## DIRECTIONS:
Return, character for character, the lines of the records from the start through the line that contains "row-value: D:\phpstudy_pro\Extensions\php\php5.2.17… —", with both of those lines included.

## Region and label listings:
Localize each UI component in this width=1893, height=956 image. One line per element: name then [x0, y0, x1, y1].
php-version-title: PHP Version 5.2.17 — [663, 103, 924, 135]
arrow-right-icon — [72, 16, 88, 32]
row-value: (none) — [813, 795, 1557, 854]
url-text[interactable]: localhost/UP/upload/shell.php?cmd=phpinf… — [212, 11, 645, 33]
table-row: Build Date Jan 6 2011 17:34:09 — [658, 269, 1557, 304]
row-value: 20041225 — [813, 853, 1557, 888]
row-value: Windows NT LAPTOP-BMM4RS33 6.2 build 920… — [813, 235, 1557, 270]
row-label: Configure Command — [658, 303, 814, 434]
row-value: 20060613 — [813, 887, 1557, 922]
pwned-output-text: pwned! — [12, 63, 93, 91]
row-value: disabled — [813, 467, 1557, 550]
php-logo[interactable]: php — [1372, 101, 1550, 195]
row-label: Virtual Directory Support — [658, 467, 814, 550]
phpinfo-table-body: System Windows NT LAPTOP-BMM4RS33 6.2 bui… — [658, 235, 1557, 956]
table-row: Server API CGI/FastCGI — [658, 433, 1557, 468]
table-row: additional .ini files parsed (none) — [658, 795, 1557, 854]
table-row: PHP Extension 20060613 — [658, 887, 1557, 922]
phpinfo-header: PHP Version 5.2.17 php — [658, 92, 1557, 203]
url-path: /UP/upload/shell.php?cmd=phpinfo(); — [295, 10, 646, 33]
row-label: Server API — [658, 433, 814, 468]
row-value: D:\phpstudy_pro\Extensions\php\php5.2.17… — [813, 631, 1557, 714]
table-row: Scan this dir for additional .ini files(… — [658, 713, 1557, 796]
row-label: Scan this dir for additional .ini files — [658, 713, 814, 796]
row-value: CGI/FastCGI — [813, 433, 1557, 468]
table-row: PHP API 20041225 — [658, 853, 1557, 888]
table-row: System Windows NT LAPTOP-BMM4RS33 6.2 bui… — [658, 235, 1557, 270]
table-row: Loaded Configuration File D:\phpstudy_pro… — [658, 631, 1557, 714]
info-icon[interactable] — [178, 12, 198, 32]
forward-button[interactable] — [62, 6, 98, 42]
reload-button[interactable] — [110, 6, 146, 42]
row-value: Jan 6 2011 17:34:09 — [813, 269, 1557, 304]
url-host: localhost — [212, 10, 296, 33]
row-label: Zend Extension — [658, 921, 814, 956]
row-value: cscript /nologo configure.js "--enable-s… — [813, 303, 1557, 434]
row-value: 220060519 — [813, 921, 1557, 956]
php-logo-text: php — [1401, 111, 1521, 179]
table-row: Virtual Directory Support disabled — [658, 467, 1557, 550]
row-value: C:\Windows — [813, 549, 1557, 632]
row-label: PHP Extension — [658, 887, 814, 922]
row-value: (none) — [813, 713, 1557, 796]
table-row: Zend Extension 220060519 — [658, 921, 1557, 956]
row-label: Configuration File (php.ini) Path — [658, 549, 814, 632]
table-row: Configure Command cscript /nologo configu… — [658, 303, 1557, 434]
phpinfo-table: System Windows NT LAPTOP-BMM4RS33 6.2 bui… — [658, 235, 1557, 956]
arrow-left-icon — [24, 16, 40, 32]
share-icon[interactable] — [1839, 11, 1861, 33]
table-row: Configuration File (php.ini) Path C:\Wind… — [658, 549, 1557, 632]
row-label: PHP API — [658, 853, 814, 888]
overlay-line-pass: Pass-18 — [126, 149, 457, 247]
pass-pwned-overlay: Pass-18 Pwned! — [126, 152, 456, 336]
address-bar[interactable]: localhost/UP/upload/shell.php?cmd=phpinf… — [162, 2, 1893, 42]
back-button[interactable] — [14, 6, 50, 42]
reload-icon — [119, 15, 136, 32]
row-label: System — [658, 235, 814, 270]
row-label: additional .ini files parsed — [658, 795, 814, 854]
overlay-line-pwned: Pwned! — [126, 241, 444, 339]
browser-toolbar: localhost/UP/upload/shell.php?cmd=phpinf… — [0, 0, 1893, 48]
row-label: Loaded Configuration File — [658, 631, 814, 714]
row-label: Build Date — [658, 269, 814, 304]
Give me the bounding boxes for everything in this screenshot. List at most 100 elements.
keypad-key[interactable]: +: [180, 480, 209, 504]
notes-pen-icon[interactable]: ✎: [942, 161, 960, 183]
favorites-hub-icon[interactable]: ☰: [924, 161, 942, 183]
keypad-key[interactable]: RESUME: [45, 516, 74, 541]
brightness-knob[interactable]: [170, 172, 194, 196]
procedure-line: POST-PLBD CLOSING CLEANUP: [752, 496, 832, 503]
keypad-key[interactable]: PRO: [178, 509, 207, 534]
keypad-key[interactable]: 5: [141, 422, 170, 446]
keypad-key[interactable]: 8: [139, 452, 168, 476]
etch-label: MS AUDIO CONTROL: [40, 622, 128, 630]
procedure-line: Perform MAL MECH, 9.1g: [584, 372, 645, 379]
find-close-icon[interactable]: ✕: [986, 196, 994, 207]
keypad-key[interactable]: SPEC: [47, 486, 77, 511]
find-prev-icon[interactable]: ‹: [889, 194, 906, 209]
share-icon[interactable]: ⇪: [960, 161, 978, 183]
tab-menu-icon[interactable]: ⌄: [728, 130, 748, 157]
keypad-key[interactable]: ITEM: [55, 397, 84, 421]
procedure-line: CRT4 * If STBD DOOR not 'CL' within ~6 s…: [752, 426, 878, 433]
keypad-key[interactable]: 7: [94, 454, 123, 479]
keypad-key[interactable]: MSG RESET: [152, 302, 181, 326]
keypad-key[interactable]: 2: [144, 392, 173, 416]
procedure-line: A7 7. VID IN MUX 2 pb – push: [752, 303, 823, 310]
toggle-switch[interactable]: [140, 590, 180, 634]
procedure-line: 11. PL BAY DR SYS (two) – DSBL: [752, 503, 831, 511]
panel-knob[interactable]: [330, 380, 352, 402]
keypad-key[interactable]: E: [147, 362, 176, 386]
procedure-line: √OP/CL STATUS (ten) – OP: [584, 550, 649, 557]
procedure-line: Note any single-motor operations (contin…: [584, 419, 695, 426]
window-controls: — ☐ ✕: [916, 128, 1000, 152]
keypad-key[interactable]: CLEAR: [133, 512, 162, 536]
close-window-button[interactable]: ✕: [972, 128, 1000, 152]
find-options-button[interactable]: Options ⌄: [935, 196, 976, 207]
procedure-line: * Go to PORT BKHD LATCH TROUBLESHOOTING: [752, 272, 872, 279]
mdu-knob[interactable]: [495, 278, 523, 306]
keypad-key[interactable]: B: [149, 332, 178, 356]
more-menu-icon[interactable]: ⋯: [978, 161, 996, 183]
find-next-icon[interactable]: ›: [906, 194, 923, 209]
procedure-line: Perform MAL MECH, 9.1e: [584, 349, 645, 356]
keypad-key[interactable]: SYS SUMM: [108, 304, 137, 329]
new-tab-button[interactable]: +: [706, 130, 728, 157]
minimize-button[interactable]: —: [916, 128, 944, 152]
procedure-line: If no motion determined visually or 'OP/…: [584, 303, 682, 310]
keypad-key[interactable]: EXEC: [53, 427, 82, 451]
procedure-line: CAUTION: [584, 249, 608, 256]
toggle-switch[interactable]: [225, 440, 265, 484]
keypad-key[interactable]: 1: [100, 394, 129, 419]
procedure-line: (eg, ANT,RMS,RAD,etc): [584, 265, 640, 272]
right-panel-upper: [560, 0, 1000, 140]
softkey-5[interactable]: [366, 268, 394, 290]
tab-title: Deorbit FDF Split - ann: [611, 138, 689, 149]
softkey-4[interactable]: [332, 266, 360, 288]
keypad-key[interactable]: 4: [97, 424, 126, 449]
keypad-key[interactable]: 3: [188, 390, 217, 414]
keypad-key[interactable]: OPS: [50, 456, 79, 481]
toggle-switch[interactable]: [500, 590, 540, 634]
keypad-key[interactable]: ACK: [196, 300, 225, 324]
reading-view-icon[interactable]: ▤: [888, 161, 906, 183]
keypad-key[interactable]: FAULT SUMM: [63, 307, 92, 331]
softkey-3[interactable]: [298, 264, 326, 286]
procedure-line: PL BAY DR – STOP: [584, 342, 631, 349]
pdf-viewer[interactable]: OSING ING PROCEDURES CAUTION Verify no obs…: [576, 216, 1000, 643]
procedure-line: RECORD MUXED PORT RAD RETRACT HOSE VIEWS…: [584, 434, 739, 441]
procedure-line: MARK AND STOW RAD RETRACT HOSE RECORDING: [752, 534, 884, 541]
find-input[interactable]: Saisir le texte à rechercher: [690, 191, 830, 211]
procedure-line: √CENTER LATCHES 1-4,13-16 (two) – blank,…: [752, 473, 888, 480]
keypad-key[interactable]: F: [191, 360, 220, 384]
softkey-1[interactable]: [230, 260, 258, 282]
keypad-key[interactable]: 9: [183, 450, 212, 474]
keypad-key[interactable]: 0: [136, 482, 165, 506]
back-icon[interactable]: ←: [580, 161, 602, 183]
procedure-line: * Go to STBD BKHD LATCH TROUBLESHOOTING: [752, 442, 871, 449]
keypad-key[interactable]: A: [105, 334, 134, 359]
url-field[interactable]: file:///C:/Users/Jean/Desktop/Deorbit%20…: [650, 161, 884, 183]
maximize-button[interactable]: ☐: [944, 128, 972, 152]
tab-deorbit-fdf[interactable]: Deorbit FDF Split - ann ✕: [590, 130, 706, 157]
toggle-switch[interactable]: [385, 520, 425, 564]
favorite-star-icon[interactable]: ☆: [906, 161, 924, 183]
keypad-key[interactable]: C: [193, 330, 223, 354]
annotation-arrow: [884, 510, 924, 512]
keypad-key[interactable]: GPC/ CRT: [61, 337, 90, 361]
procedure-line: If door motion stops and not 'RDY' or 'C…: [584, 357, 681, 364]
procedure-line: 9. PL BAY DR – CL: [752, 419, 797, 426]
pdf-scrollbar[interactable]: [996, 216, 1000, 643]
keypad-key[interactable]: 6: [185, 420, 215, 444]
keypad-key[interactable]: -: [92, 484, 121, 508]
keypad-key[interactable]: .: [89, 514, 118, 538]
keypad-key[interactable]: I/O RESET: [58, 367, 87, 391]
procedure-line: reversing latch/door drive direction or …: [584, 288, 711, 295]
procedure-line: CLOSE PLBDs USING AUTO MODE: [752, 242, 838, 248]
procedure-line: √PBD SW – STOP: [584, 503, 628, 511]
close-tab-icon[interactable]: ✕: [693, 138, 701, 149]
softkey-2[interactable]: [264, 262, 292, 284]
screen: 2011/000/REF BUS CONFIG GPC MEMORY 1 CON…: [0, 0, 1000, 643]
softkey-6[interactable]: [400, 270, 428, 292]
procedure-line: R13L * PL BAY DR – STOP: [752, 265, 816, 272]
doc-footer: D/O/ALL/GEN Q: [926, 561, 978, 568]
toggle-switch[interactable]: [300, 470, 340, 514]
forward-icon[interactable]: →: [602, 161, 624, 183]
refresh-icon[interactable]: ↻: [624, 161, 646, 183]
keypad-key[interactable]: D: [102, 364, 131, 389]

## OUTPUT FOR THIS EXERCISE:
Localize each UI component in this width=1893, height=956 image. One line per element: name then [x0, y0, x1, y1].
php-version-title: PHP Version 5.2.17 — [663, 103, 924, 135]
arrow-right-icon — [72, 16, 88, 32]
row-value: (none) — [813, 795, 1557, 854]
url-text[interactable]: localhost/UP/upload/shell.php?cmd=phpinf… — [212, 11, 645, 33]
table-row: Build Date Jan 6 2011 17:34:09 — [658, 269, 1557, 304]
row-value: 20041225 — [813, 853, 1557, 888]
row-value: Windows NT LAPTOP-BMM4RS33 6.2 build 920… — [813, 235, 1557, 270]
row-label: Configure Command — [658, 303, 814, 434]
row-value: 20060613 — [813, 887, 1557, 922]
pwned-output-text: pwned! — [12, 63, 93, 91]
row-value: disabled — [813, 467, 1557, 550]
php-logo[interactable]: php — [1372, 101, 1550, 195]
row-label: Virtual Directory Support — [658, 467, 814, 550]
phpinfo-table-body: System Windows NT LAPTOP-BMM4RS33 6.2 bui… — [658, 235, 1557, 956]
table-row: Server API CGI/FastCGI — [658, 433, 1557, 468]
table-row: additional .ini files parsed (none) — [658, 795, 1557, 854]
table-row: PHP Extension 20060613 — [658, 887, 1557, 922]
phpinfo-header: PHP Version 5.2.17 php — [658, 92, 1557, 203]
url-path: /UP/upload/shell.php?cmd=phpinfo(); — [295, 10, 646, 33]
row-label: Server API — [658, 433, 814, 468]
row-value: D:\phpstudy_pro\Extensions\php\php5.2.17… — [813, 631, 1557, 714]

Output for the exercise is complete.